■ INSTRUCTIONS TO FOLLOW
Produce a verbatim copy of the entries listed below.

[start of DATA SUPPLIED]

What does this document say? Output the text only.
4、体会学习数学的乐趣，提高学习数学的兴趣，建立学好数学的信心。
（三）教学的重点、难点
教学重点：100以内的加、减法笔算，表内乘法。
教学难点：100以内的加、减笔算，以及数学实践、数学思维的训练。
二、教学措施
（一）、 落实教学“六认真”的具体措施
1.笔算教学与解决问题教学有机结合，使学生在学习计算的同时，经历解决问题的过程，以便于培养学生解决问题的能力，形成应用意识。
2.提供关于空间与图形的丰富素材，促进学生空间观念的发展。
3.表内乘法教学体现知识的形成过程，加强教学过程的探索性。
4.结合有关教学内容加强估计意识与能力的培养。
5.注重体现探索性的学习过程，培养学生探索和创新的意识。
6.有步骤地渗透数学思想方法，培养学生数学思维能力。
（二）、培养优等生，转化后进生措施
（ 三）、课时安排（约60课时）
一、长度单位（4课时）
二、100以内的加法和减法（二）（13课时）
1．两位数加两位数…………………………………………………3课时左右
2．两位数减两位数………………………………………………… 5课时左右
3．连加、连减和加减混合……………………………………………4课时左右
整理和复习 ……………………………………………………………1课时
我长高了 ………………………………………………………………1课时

[end of DATA SUPPLIED]

■ OUTPUT FOR THIS TASK
What does this document say? Output the text only.
4、体会学习数学的乐趣，提高学习数学的兴趣，建立学好数学的信心。
（三）教学的重点、难点
教学重点：100以内的加、减法笔算，表内乘法。
教学难点：100以内的加、减笔算，以及数学实践、数学思维的训练。
二、教学措施
（一）、 落实教学“六认真”的具体措施
1.笔算教学与解决问题教学有机结合，使学生在学习计算的同时，经历解决问题的过程，以便于培养学生解决问题的能力，形成应用意识。
2.提供关于空间与图形的丰富素材，促进学生空间观念的发展。
3.表内乘法教学体现知识的形成过程，加强教学过程的探索性。
4.结合有关教学内容加强估计意识与能力的培养。
5.注重体现探索性的学习过程，培养学生探索和创新的意识。
6.有步骤地渗透数学思想方法，培养学生数学思维能力。
（二）、培养优等生，转化后进生措施
（ 三）、课时安排（约60课时）
一、长度单位（4课时）
二、100以内的加法和减法（二）（13课时）
1．两位数加两位数…………………………………………………3课时左右
2．两位数减两位数………………………………………………… 5课时左右
3．连加、连减和加减混合……………………………………………4课时左右
整理和复习 ……………………………………………………………1课时
我长高了 ………………………………………………………………1课时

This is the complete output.